— BEGIN —
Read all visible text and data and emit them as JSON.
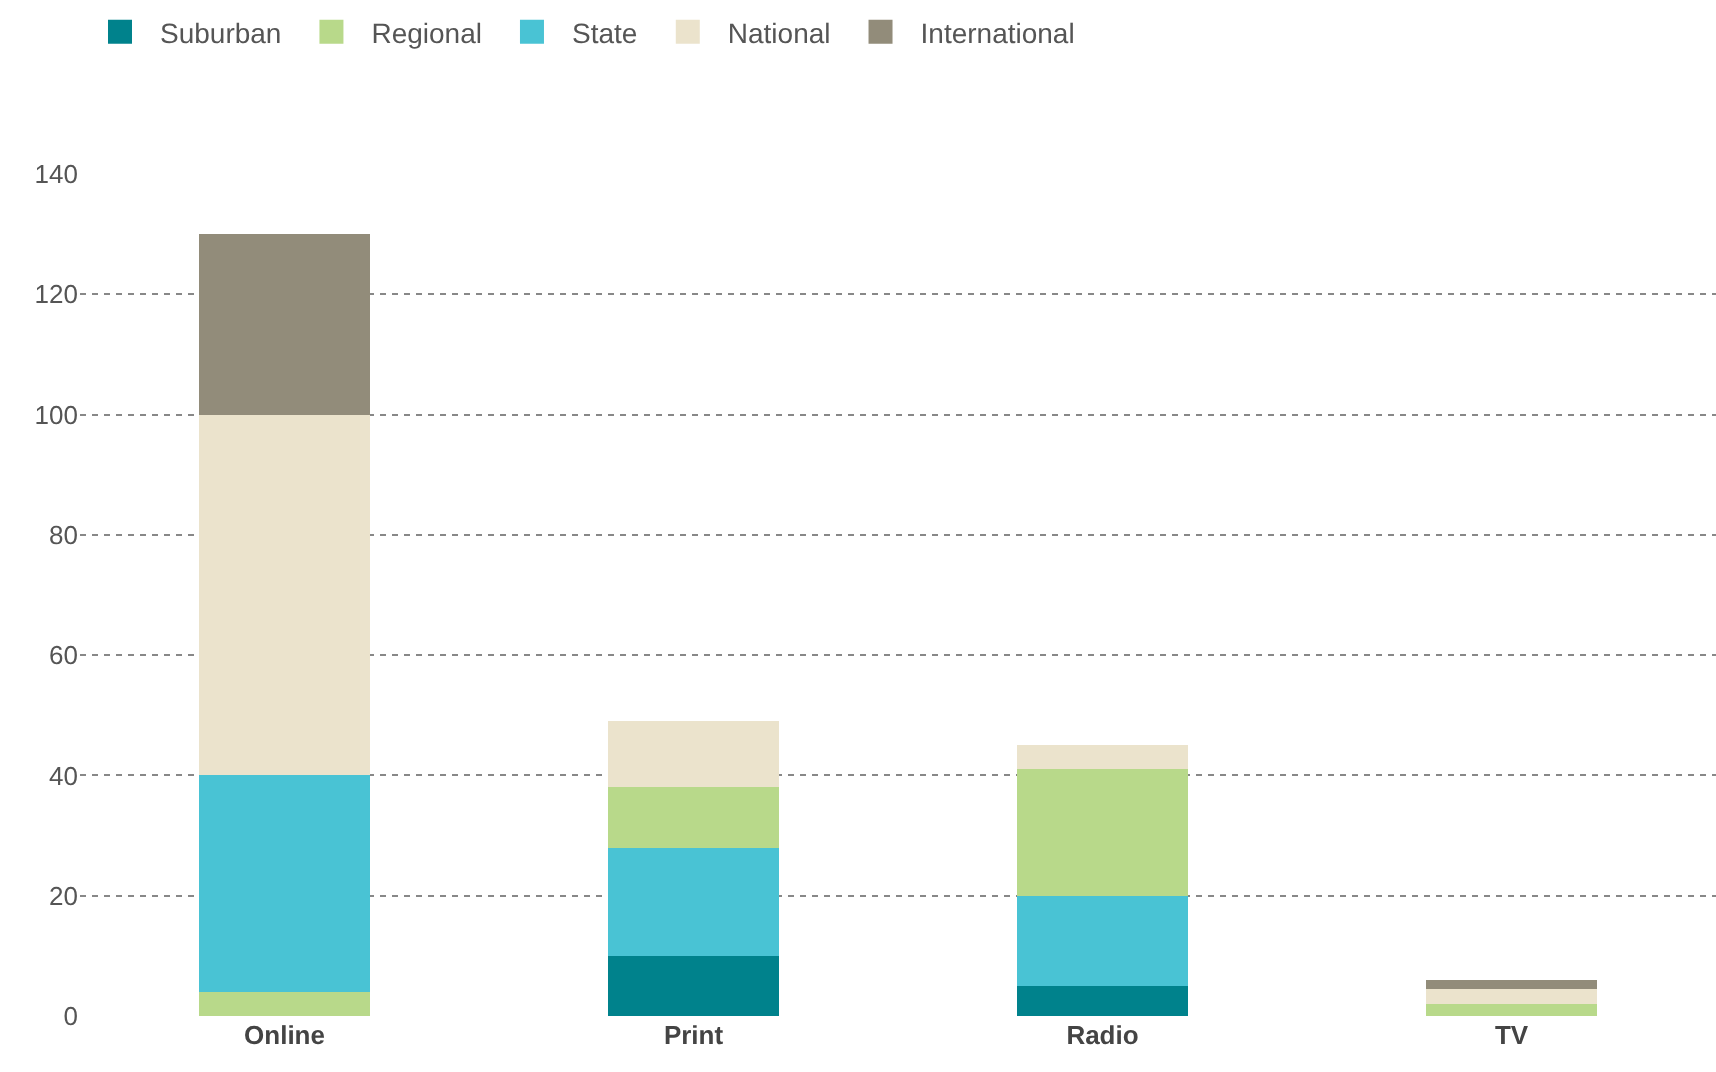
{
  "chart_data": {
    "type": "bar",
    "stacked": true,
    "categories": [
      "Online",
      "Print",
      "Radio",
      "TV"
    ],
    "series": [
      {
        "name": "Suburban",
        "color": "#00828c",
        "values": [
          0,
          10,
          5,
          0
        ]
      },
      {
        "name": "Regional",
        "color": "#b8d98a",
        "values": [
          4,
          null,
          null,
          2
        ]
      },
      {
        "name": "State",
        "color": "#49c3d4",
        "values": [
          36,
          18,
          15,
          0
        ]
      },
      {
        "color": "#b8d98a",
        "values": [
          null,
          10,
          21,
          null
        ]
      },
      {
        "name": "National",
        "color": "#ebe3cc",
        "values": [
          60,
          11,
          4,
          2.5
        ]
      },
      {
        "name": "International",
        "color": "#928c7a",
        "values": [
          30,
          0,
          0,
          1.5
        ]
      }
    ],
    "ylim": [
      0,
      140
    ],
    "yticks": [
      0,
      20,
      40,
      60,
      80,
      100,
      120,
      140
    ],
    "grid": "y",
    "legend": "top left"
  }
}
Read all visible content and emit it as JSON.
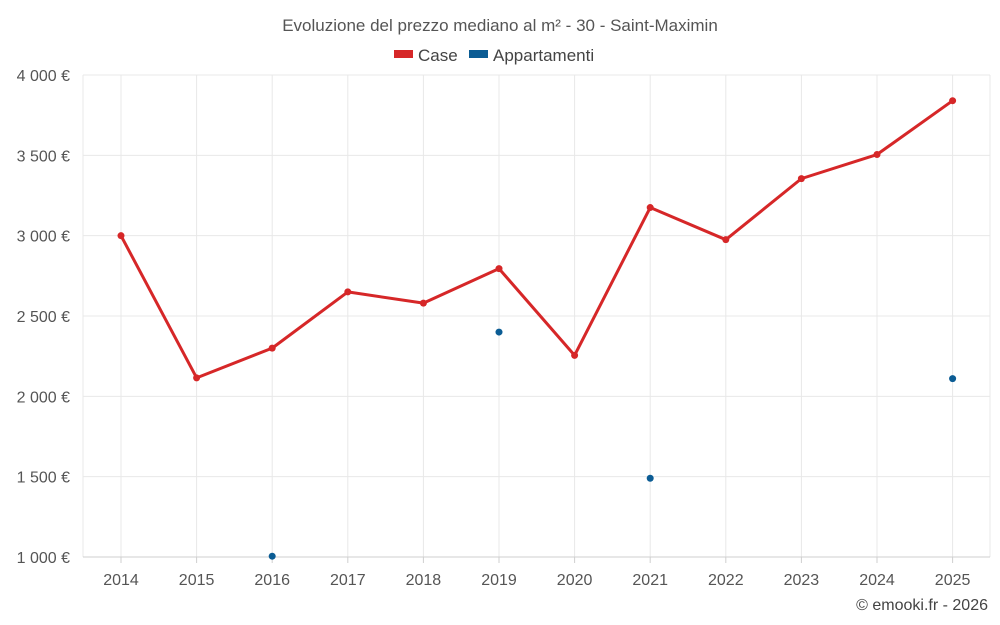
{
  "chart_data": {
    "type": "line",
    "title": "Evoluzione del prezzo mediano al m² - 30 - Saint-Maximin",
    "categories": [
      "2014",
      "2015",
      "2016",
      "2017",
      "2018",
      "2019",
      "2020",
      "2021",
      "2022",
      "2023",
      "2024",
      "2025"
    ],
    "series": [
      {
        "name": "Case",
        "color": "#d62728",
        "style": "line",
        "values": [
          3000,
          2115,
          2300,
          2650,
          2580,
          2795,
          2255,
          3175,
          2975,
          3355,
          3505,
          3840
        ]
      },
      {
        "name": "Appartamenti",
        "color": "#0b5c94",
        "style": "points",
        "values": [
          null,
          null,
          1005,
          null,
          null,
          2400,
          null,
          1490,
          null,
          null,
          null,
          2110
        ]
      }
    ],
    "ylim": [
      1000,
      4000
    ],
    "yticks": [
      1000,
      1500,
      2000,
      2500,
      3000,
      3500,
      4000
    ],
    "ytick_labels": [
      "1 000 €",
      "1 500 €",
      "2 000 €",
      "2 500 €",
      "3 000 €",
      "3 500 €",
      "4 000 €"
    ],
    "grid": true,
    "legend_position": "top-center",
    "credit": "© emooki.fr - 2026"
  }
}
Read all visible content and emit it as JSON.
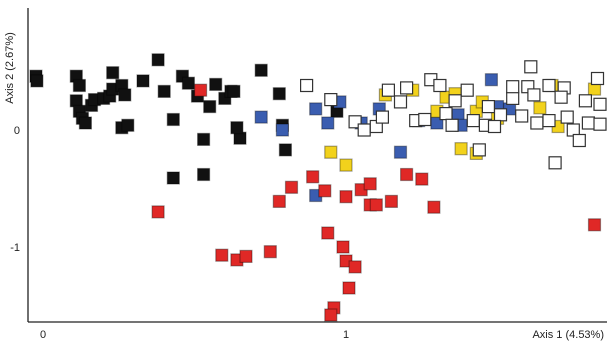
{
  "chart_data": {
    "type": "scatter",
    "xlabel": "Axis 1 (4.53%)",
    "ylabel": "Axis 2 (2.67%)",
    "xlim": [
      -0.08,
      1.83
    ],
    "ylim": [
      -1.62,
      0.9
    ],
    "x_ticks": [
      {
        "value": 0,
        "label": "0"
      },
      {
        "value": 1,
        "label": "1"
      }
    ],
    "y_ticks": [
      {
        "value": 0,
        "label": "0"
      },
      {
        "value": -1,
        "label": "-1"
      }
    ],
    "grid": false,
    "legend": "none",
    "series": [
      {
        "color": "#111111",
        "filled": true,
        "points": [
          [
            -0.03,
            0.46
          ],
          [
            -0.02,
            0.42
          ],
          [
            0.11,
            0.46
          ],
          [
            0.12,
            0.38
          ],
          [
            0.11,
            0.25
          ],
          [
            0.12,
            0.16
          ],
          [
            0.13,
            0.1
          ],
          [
            0.14,
            0.06
          ],
          [
            0.16,
            0.21
          ],
          [
            0.17,
            0.26
          ],
          [
            0.2,
            0.27
          ],
          [
            0.22,
            0.29
          ],
          [
            0.23,
            0.35
          ],
          [
            0.23,
            0.49
          ],
          [
            0.26,
            0.38
          ],
          [
            0.27,
            0.3
          ],
          [
            0.26,
            0.02
          ],
          [
            0.28,
            0.04
          ],
          [
            0.33,
            0.42
          ],
          [
            0.38,
            0.6
          ],
          [
            0.4,
            0.33
          ],
          [
            0.43,
            0.09
          ],
          [
            0.46,
            0.46
          ],
          [
            0.48,
            0.4
          ],
          [
            0.51,
            0.29
          ],
          [
            0.55,
            0.2
          ],
          [
            0.57,
            0.39
          ],
          [
            0.6,
            0.27
          ],
          [
            0.62,
            0.33
          ],
          [
            0.63,
            0.33
          ],
          [
            0.65,
            -0.07
          ],
          [
            0.72,
            0.51
          ],
          [
            0.78,
            0.31
          ],
          [
            0.64,
            0.02
          ],
          [
            0.53,
            -0.08
          ],
          [
            0.43,
            -0.41
          ],
          [
            0.53,
            -0.38
          ],
          [
            0.97,
            0.16
          ],
          [
            0.79,
            0.04
          ],
          [
            0.8,
            -0.17
          ]
        ]
      },
      {
        "color": "#3a5db0",
        "filled": true,
        "points": [
          [
            0.72,
            0.11
          ],
          [
            0.79,
            -0.0
          ],
          [
            0.9,
            0.18
          ],
          [
            0.94,
            0.06
          ],
          [
            0.98,
            0.24
          ],
          [
            1.05,
            0.06
          ],
          [
            1.18,
            -0.19
          ],
          [
            1.24,
            0.08
          ],
          [
            1.3,
            0.06
          ],
          [
            1.37,
            0.13
          ],
          [
            1.38,
            0.04
          ],
          [
            1.48,
            0.43
          ],
          [
            1.5,
            0.2
          ],
          [
            1.54,
            0.18
          ],
          [
            1.11,
            0.18
          ],
          [
            0.9,
            -0.56
          ]
        ]
      },
      {
        "color": "#f2d21c",
        "filled": true,
        "points": [
          [
            0.95,
            -0.19
          ],
          [
            1.0,
            -0.3
          ],
          [
            1.13,
            0.3
          ],
          [
            1.22,
            0.34
          ],
          [
            1.3,
            0.16
          ],
          [
            1.33,
            0.28
          ],
          [
            1.36,
            0.31
          ],
          [
            1.38,
            -0.16
          ],
          [
            1.43,
            0.16
          ],
          [
            1.45,
            0.24
          ],
          [
            1.5,
            0.1
          ],
          [
            1.64,
            0.19
          ],
          [
            1.68,
            0.38
          ],
          [
            1.82,
            0.35
          ],
          [
            1.7,
            0.03
          ],
          [
            1.43,
            -0.2
          ]
        ]
      },
      {
        "color": "#e02826",
        "filled": true,
        "points": [
          [
            0.52,
            0.34
          ],
          [
            0.38,
            -0.7
          ],
          [
            0.59,
            -1.07
          ],
          [
            0.64,
            -1.11
          ],
          [
            0.67,
            -1.08
          ],
          [
            0.75,
            -1.04
          ],
          [
            0.78,
            -0.61
          ],
          [
            0.82,
            -0.49
          ],
          [
            0.89,
            -0.4
          ],
          [
            0.93,
            -0.52
          ],
          [
            1.0,
            -0.57
          ],
          [
            1.05,
            -0.51
          ],
          [
            1.08,
            -0.64
          ],
          [
            1.08,
            -0.46
          ],
          [
            1.1,
            -0.64
          ],
          [
            1.15,
            -0.61
          ],
          [
            1.2,
            -0.38
          ],
          [
            1.25,
            -0.42
          ],
          [
            1.29,
            -0.66
          ],
          [
            1.82,
            -0.81
          ],
          [
            0.94,
            -0.88
          ],
          [
            0.99,
            -1.0
          ],
          [
            1.0,
            -1.12
          ],
          [
            1.03,
            -1.17
          ],
          [
            1.01,
            -1.35
          ],
          [
            0.96,
            -1.52
          ],
          [
            0.95,
            -1.62
          ]
        ]
      },
      {
        "color": "#ffffff",
        "filled": false,
        "points": [
          [
            0.87,
            0.38
          ],
          [
            0.95,
            0.26
          ],
          [
            1.03,
            0.07
          ],
          [
            1.06,
            0.0
          ],
          [
            1.1,
            0.03
          ],
          [
            1.12,
            0.11
          ],
          [
            1.14,
            0.34
          ],
          [
            1.18,
            0.24
          ],
          [
            1.2,
            0.36
          ],
          [
            1.23,
            0.08
          ],
          [
            1.26,
            0.09
          ],
          [
            1.28,
            0.43
          ],
          [
            1.31,
            0.38
          ],
          [
            1.33,
            0.14
          ],
          [
            1.35,
            0.04
          ],
          [
            1.4,
            0.34
          ],
          [
            1.42,
            0.08
          ],
          [
            1.46,
            0.04
          ],
          [
            1.51,
            0.13
          ],
          [
            1.55,
            0.27
          ],
          [
            1.55,
            0.37
          ],
          [
            1.58,
            0.12
          ],
          [
            1.6,
            0.37
          ],
          [
            1.62,
            0.3
          ],
          [
            1.63,
            0.06
          ],
          [
            1.67,
            0.08
          ],
          [
            1.69,
            -0.28
          ],
          [
            1.72,
            0.36
          ],
          [
            1.73,
            0.11
          ],
          [
            1.75,
            0.0
          ],
          [
            1.77,
            -0.09
          ],
          [
            1.79,
            0.25
          ],
          [
            1.8,
            0.06
          ],
          [
            1.83,
            0.44
          ],
          [
            1.84,
            0.22
          ],
          [
            1.85,
            0.05
          ],
          [
            1.61,
            0.54
          ],
          [
            1.67,
            0.38
          ],
          [
            1.71,
            0.28
          ],
          [
            1.47,
            0.2
          ],
          [
            1.44,
            -0.17
          ],
          [
            1.36,
            0.25
          ],
          [
            1.49,
            0.03
          ]
        ]
      }
    ]
  }
}
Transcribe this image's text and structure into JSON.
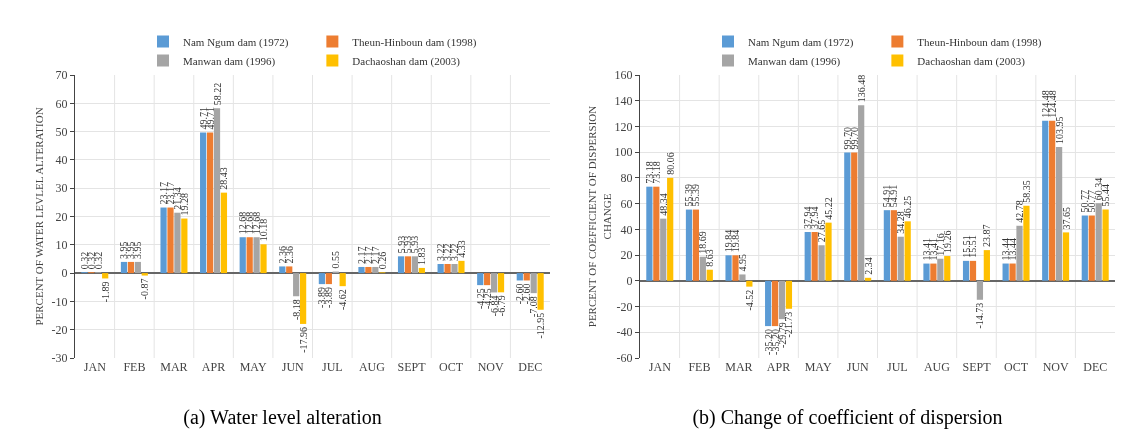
— END —
Extract each line holding the word "JSON" from the records.

Read all visible text and data and emit them as JSON.
Read all visible content and emit it as JSON.
Read all visible content and emit it as JSON.
Transcribe this image's text and structure into JSON.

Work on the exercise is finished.